Task brief
All entries below need to be written out exactly, but without their pictures.

Source data

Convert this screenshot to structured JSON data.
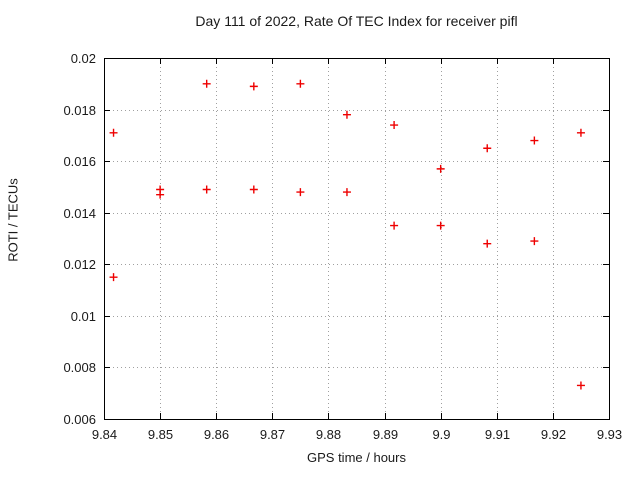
{
  "chart_data": {
    "type": "scatter",
    "title": "Day 111 of 2022, Rate Of TEC Index for receiver pifl",
    "xlabel": "GPS time / hours",
    "ylabel": "ROTI / TECUs",
    "xlim": [
      9.84,
      9.93
    ],
    "ylim": [
      0.006,
      0.02
    ],
    "grid": true,
    "legend": null,
    "x_ticks": [
      {
        "v": 9.84,
        "label": "9.84"
      },
      {
        "v": 9.85,
        "label": "9.85"
      },
      {
        "v": 9.86,
        "label": "9.86"
      },
      {
        "v": 9.87,
        "label": "9.87"
      },
      {
        "v": 9.88,
        "label": "9.88"
      },
      {
        "v": 9.89,
        "label": "9.89"
      },
      {
        "v": 9.9,
        "label": "9.9"
      },
      {
        "v": 9.91,
        "label": "9.91"
      },
      {
        "v": 9.92,
        "label": "9.92"
      },
      {
        "v": 9.93,
        "label": "9.93"
      }
    ],
    "y_ticks": [
      {
        "v": 0.006,
        "label": "0.006"
      },
      {
        "v": 0.008,
        "label": "0.008"
      },
      {
        "v": 0.01,
        "label": "0.01"
      },
      {
        "v": 0.012,
        "label": "0.012"
      },
      {
        "v": 0.014,
        "label": "0.014"
      },
      {
        "v": 0.016,
        "label": "0.016"
      },
      {
        "v": 0.018,
        "label": "0.018"
      },
      {
        "v": 0.02,
        "label": "0.02"
      }
    ],
    "marker": {
      "shape": "plus",
      "color": "#ee0000"
    },
    "series": [
      {
        "name": "ROTI",
        "points": [
          [
            9.8417,
            0.0171
          ],
          [
            9.8417,
            0.0115
          ],
          [
            9.85,
            0.0149
          ],
          [
            9.85,
            0.0147
          ],
          [
            9.8583,
            0.019
          ],
          [
            9.8583,
            0.0149
          ],
          [
            9.8667,
            0.0189
          ],
          [
            9.8667,
            0.0149
          ],
          [
            9.875,
            0.019
          ],
          [
            9.875,
            0.0148
          ],
          [
            9.8833,
            0.0178
          ],
          [
            9.8833,
            0.0148
          ],
          [
            9.8917,
            0.0174
          ],
          [
            9.8917,
            0.0135
          ],
          [
            9.9,
            0.0157
          ],
          [
            9.9,
            0.0135
          ],
          [
            9.9083,
            0.0165
          ],
          [
            9.9083,
            0.0128
          ],
          [
            9.9167,
            0.0168
          ],
          [
            9.9167,
            0.0129
          ],
          [
            9.925,
            0.0171
          ],
          [
            9.925,
            0.0073
          ]
        ]
      }
    ],
    "colors": {
      "marker": "#ee0000",
      "grid": "#a0a0a0",
      "axis": "#000000",
      "text": "#1a1a1a",
      "background": "#ffffff"
    }
  }
}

Task output
Convert this screenshot to structured JSON data.
{
  "chart_data": {
    "type": "scatter",
    "title": "Day 111 of 2022, Rate Of TEC Index for receiver pifl",
    "xlabel": "GPS time / hours",
    "ylabel": "ROTI / TECUs",
    "xlim": [
      9.84,
      9.93
    ],
    "ylim": [
      0.006,
      0.02
    ],
    "grid": true,
    "legend": null,
    "x_ticks": [
      {
        "v": 9.84,
        "label": "9.84"
      },
      {
        "v": 9.85,
        "label": "9.85"
      },
      {
        "v": 9.86,
        "label": "9.86"
      },
      {
        "v": 9.87,
        "label": "9.87"
      },
      {
        "v": 9.88,
        "label": "9.88"
      },
      {
        "v": 9.89,
        "label": "9.89"
      },
      {
        "v": 9.9,
        "label": "9.9"
      },
      {
        "v": 9.91,
        "label": "9.91"
      },
      {
        "v": 9.92,
        "label": "9.92"
      },
      {
        "v": 9.93,
        "label": "9.93"
      }
    ],
    "y_ticks": [
      {
        "v": 0.006,
        "label": "0.006"
      },
      {
        "v": 0.008,
        "label": "0.008"
      },
      {
        "v": 0.01,
        "label": "0.01"
      },
      {
        "v": 0.012,
        "label": "0.012"
      },
      {
        "v": 0.014,
        "label": "0.014"
      },
      {
        "v": 0.016,
        "label": "0.016"
      },
      {
        "v": 0.018,
        "label": "0.018"
      },
      {
        "v": 0.02,
        "label": "0.02"
      }
    ],
    "marker": {
      "shape": "plus",
      "color": "#ee0000"
    },
    "series": [
      {
        "name": "ROTI",
        "points": [
          [
            9.8417,
            0.0171
          ],
          [
            9.8417,
            0.0115
          ],
          [
            9.85,
            0.0149
          ],
          [
            9.85,
            0.0147
          ],
          [
            9.8583,
            0.019
          ],
          [
            9.8583,
            0.0149
          ],
          [
            9.8667,
            0.0189
          ],
          [
            9.8667,
            0.0149
          ],
          [
            9.875,
            0.019
          ],
          [
            9.875,
            0.0148
          ],
          [
            9.8833,
            0.0178
          ],
          [
            9.8833,
            0.0148
          ],
          [
            9.8917,
            0.0174
          ],
          [
            9.8917,
            0.0135
          ],
          [
            9.9,
            0.0157
          ],
          [
            9.9,
            0.0135
          ],
          [
            9.9083,
            0.0165
          ],
          [
            9.9083,
            0.0128
          ],
          [
            9.9167,
            0.0168
          ],
          [
            9.9167,
            0.0129
          ],
          [
            9.925,
            0.0171
          ],
          [
            9.925,
            0.0073
          ]
        ]
      }
    ],
    "colors": {
      "marker": "#ee0000",
      "grid": "#a0a0a0",
      "axis": "#000000",
      "text": "#1a1a1a",
      "background": "#ffffff"
    }
  }
}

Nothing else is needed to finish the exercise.